### Verilen metin
*****

İnsanın rabbine giden yoldan başka seçeneği yoksa, acaba neden hayatı yaşanmaz hale getirmek onun haz duyduğu alan olur…Yollar ne kadar farklı ve yaşanmayacak kadar kötü ve iyilerle iç içe olsa da, mutlaka Rabbe giden bir yol üzerinde çabalayıp durduğunu bilenlerin, hakikatten uzaklaşması ve adaleti ayaklar altına alarak kendi dışındakilere yaşanmaz bir yaşamı sunması imkansızdır. Çünkü Allah’a giden yolun yolcuları mutlak hesap görenin huzurunda mutlak hesaplarının görüleceğini bilerek yaşarlar. Onun için de kendi ibadetlerini hangi mezhebe göre, ya da abdestimiz bozulur mu bozulmaz gibi, yaşama aykırı ayrıntılarda boğarak, yaşamın omurgasını gözetmemezlik yapmazlar.
Allah, hesap görülecek günde tek hesap görücü olarak hayatlara hükmederse, yeryüzündeki hüküm ve kanunların onun isteği dışında oluşması imkansızdır. Kanunlar düzenleyerek, birçok görüşmeler yaparak asgari ücret nasıl olmalı gibi hayatın doğasına aykırı beyanatlarla, adaleti gözetemezsiniz. Adaletin temelinde insanca yaşamanın olması gerektiği bilinmelidir. Kendi menfaat ve çıkarlarımızı korumak adına rakamlarla oynayarak insanlara yanlış bilgiler sunarak, doğru iş yaptığını sanan her anlayış, doğru olmadığını önüne kitabı koyulduğu zaman anlayacaktır.

*****

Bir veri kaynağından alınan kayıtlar

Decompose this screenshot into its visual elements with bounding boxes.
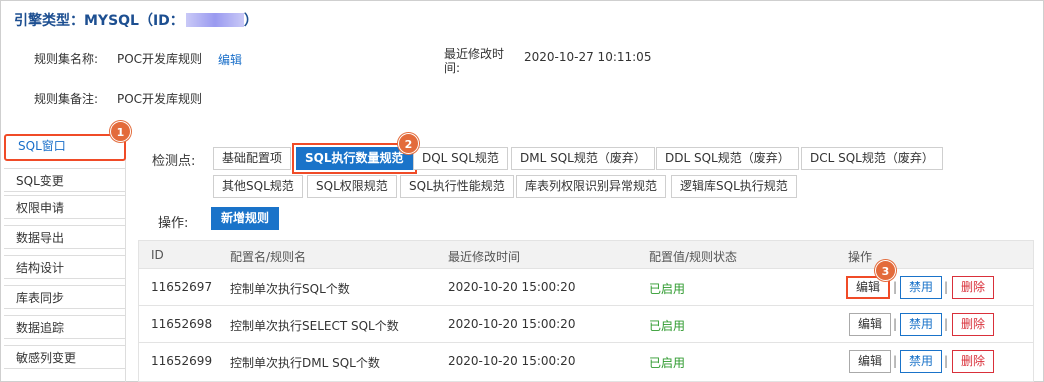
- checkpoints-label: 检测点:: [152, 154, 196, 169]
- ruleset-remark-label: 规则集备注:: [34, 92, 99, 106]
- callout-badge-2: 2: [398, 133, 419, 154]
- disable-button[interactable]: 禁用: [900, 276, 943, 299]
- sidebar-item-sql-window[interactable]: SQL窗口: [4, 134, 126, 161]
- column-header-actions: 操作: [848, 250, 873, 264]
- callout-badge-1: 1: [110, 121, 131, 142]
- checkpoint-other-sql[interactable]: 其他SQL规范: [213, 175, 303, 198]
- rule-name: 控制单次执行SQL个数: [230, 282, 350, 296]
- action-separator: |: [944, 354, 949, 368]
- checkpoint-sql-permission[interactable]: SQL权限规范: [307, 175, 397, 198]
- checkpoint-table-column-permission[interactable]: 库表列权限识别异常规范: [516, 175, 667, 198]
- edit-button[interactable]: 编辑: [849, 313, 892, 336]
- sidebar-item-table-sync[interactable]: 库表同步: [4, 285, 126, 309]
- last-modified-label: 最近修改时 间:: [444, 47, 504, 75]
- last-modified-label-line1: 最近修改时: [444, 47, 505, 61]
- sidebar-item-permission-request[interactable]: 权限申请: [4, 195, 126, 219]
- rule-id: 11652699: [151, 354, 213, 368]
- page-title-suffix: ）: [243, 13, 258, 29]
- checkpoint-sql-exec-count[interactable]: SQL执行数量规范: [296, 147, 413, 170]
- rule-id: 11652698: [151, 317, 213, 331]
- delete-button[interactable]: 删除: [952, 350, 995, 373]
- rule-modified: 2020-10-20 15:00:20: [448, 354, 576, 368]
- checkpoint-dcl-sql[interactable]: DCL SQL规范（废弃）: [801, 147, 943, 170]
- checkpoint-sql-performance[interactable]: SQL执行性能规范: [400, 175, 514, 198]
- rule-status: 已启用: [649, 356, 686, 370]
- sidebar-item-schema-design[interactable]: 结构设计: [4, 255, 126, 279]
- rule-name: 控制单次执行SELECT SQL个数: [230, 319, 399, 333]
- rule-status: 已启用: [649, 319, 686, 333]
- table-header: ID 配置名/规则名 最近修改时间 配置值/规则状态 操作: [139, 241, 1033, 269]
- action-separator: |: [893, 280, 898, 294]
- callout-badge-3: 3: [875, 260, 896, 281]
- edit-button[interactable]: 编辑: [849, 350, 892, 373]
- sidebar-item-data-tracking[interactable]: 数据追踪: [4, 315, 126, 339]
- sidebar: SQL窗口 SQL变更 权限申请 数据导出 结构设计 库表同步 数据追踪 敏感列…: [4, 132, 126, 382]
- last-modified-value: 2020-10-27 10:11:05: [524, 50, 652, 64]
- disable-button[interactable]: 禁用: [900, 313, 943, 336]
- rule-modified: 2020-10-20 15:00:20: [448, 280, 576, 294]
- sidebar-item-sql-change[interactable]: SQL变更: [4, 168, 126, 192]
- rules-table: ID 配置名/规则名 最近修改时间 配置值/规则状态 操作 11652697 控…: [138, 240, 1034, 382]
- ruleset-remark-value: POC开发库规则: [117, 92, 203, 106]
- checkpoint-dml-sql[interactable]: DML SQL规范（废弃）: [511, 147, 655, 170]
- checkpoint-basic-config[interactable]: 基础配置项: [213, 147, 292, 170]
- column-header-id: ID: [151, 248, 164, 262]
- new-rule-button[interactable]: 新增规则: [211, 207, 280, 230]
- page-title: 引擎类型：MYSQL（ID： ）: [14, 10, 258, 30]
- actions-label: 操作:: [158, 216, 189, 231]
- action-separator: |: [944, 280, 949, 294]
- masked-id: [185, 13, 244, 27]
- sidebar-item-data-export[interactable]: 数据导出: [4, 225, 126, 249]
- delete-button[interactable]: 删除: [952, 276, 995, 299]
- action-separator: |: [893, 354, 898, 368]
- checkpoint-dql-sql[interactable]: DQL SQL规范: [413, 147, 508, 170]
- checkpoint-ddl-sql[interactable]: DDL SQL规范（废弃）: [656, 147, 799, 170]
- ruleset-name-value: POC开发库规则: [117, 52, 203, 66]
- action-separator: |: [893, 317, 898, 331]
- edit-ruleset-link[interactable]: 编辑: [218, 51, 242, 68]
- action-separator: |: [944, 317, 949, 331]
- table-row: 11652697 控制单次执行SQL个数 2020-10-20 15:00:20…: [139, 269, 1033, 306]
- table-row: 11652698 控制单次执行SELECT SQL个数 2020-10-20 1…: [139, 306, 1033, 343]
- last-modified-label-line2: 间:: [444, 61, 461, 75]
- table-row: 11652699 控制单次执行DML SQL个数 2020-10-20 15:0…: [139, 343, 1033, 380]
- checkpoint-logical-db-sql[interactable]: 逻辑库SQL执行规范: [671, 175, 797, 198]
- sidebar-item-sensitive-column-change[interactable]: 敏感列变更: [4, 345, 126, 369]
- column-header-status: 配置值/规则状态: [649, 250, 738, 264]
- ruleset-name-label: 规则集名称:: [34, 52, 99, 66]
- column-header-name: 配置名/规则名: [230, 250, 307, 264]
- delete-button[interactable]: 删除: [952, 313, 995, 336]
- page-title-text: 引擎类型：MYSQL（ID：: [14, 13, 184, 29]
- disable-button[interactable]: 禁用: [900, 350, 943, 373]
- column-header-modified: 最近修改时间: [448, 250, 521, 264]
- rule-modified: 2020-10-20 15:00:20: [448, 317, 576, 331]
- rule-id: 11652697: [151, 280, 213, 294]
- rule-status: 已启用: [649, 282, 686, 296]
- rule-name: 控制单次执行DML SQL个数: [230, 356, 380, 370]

*****

### Görev listesi
- a) Metnin, "Allah, hesap görülecek" sözlerini içeren yerden başlayıp "koyulduğu zaman anlayacaktır." sözlerinden sonra biten bölümünü harfi harfine yeniden yazın.
- b) Metinde "-arak" ya da "-erek" ekiyle biten bütün sözcükleri geçtikleri sırayla listeleyin.

### Görevlerin cevapları
- a)
Allah, hesap görülecek günde tek hesap görücü olarak hayatlara hükmederse, yeryüzündeki hüküm ve kanunların onun isteği dışında oluşması imkansızdır. Kanunlar düzenleyerek, birçok görüşmeler yaparak asgari ücret nasıl olmalı gibi hayatın doğasına aykırı beyanatlarla, adaleti gözetemezsiniz. Adaletin temelinde insanca yaşamanın olması gerektiği bilinmelidir. Kendi menfaat ve çıkarlarımızı korumak adına rakamlarla oynayarak insanlara yanlış bilgiler sunarak, doğru iş yaptığını sanan her anlayış, doğru olmadığını önüne kitabı koyulduğu zaman anlayacaktır.

- b) alarak, bilerek, boğarak, olarak, düzenleyerek, yaparak, oynayarak, sunarak